» Exercise details: Repeat the records below exactly as they appear.

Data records
— BEGIN —

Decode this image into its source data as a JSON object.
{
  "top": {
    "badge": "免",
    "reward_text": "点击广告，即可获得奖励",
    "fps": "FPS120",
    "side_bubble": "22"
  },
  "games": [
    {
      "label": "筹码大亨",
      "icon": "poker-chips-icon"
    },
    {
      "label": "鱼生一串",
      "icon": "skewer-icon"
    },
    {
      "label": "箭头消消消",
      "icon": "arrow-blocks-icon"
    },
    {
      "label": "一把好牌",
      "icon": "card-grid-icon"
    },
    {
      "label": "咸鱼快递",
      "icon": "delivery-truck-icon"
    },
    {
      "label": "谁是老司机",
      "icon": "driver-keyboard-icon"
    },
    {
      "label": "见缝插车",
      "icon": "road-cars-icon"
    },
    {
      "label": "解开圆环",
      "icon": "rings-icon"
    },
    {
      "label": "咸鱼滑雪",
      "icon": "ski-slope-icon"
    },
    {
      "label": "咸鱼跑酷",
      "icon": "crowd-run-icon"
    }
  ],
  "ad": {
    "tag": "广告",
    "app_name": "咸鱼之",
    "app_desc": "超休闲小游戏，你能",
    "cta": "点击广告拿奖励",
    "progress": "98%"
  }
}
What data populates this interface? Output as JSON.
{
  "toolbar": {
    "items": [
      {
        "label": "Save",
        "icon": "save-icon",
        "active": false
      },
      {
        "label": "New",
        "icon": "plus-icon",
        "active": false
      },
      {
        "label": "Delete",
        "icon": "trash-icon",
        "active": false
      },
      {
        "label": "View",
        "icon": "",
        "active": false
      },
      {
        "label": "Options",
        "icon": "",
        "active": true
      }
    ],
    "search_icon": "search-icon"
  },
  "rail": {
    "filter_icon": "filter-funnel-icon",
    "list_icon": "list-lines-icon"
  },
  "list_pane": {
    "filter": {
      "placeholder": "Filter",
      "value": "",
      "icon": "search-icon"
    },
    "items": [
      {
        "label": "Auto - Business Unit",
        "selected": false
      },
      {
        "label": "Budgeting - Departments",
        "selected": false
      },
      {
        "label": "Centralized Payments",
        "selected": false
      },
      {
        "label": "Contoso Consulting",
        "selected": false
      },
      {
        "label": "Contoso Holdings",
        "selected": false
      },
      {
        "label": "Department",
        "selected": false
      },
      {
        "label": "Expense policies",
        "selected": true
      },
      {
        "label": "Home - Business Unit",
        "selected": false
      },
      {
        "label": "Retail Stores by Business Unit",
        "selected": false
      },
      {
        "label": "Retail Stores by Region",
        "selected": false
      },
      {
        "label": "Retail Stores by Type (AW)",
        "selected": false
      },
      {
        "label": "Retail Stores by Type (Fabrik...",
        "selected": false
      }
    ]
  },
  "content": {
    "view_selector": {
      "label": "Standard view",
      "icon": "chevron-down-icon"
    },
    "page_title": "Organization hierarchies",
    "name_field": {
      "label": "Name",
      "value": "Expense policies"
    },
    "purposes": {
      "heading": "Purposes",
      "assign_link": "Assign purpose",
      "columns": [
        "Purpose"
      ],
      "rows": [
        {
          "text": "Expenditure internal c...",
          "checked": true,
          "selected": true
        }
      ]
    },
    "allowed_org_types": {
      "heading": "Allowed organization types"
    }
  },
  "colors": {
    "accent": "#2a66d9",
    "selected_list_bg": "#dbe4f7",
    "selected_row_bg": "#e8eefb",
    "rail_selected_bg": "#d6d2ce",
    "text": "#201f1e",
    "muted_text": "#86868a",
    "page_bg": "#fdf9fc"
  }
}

— END —

» Answer for this exercise:
Decode this image into its source data as a JSON object.
{
  "top": {
    "badge": "免",
    "reward_text": "点击广告，即可获得奖励",
    "fps": "FPS120",
    "side_bubble": "22"
  },
  "games": [
    {
      "label": "筹码大亨",
      "icon": "poker-chips-icon"
    },
    {
      "label": "鱼生一串",
      "icon": "skewer-icon"
    },
    {
      "label": "箭头消消消",
      "icon": "arrow-blocks-icon"
    },
    {
      "label": "一把好牌",
      "icon": "card-grid-icon"
    },
    {
      "label": "咸鱼快递",
      "icon": "delivery-truck-icon"
    },
    {
      "label": "谁是老司机",
      "icon": "driver-keyboard-icon"
    },
    {
      "label": "见缝插车",
      "icon": "road-cars-icon"
    },
    {
      "label": "解开圆环",
      "icon": "rings-icon"
    },
    {
      "label": "咸鱼滑雪",
      "icon": "ski-slope-icon"
    },
    {
      "label": "咸鱼跑酷",
      "icon": "crowd-run-icon"
    }
  ],
  "ad": {
    "tag": "广告",
    "app_name": "咸鱼之",
    "app_desc": "超休闲小游戏，你能",
    "cta": "点击广告拿奖励",
    "progress": "98%"
  }
}
What data populates this interface? Output as JSON.
{
  "toolbar": {
    "items": [
      {
        "label": "Save",
        "icon": "save-icon",
        "active": false
      },
      {
        "label": "New",
        "icon": "plus-icon",
        "active": false
      },
      {
        "label": "Delete",
        "icon": "trash-icon",
        "active": false
      },
      {
        "label": "View",
        "icon": "",
        "active": false
      },
      {
        "label": "Options",
        "icon": "",
        "active": true
      }
    ],
    "search_icon": "search-icon"
  },
  "rail": {
    "filter_icon": "filter-funnel-icon",
    "list_icon": "list-lines-icon"
  },
  "list_pane": {
    "filter": {
      "placeholder": "Filter",
      "value": "",
      "icon": "search-icon"
    },
    "items": [
      {
        "label": "Auto - Business Unit",
        "selected": false
      },
      {
        "label": "Budgeting - Departments",
        "selected": false
      },
      {
        "label": "Centralized Payments",
        "selected": false
      },
      {
        "label": "Contoso Consulting",
        "selected": false
      },
      {
        "label": "Contoso Holdings",
        "selected": false
      },
      {
        "label": "Department",
        "selected": false
      },
      {
        "label": "Expense policies",
        "selected": true
      },
      {
        "label": "Home - Business Unit",
        "selected": false
      },
      {
        "label": "Retail Stores by Business Unit",
        "selected": false
      },
      {
        "label": "Retail Stores by Region",
        "selected": false
      },
      {
        "label": "Retail Stores by Type (AW)",
        "selected": false
      },
      {
        "label": "Retail Stores by Type (Fabrik...",
        "selected": false
      }
    ]
  },
  "content": {
    "view_selector": {
      "label": "Standard view",
      "icon": "chevron-down-icon"
    },
    "page_title": "Organization hierarchies",
    "name_field": {
      "label": "Name",
      "value": "Expense policies"
    },
    "purposes": {
      "heading": "Purposes",
      "assign_link": "Assign purpose",
      "columns": [
        "Purpose"
      ],
      "rows": [
        {
          "text": "Expenditure internal c...",
          "checked": true,
          "selected": true
        }
      ]
    },
    "allowed_org_types": {
      "heading": "Allowed organization types"
    }
  },
  "colors": {
    "accent": "#2a66d9",
    "selected_list_bg": "#dbe4f7",
    "selected_row_bg": "#e8eefb",
    "rail_selected_bg": "#d6d2ce",
    "text": "#201f1e",
    "muted_text": "#86868a",
    "page_bg": "#fdf9fc"
  }
}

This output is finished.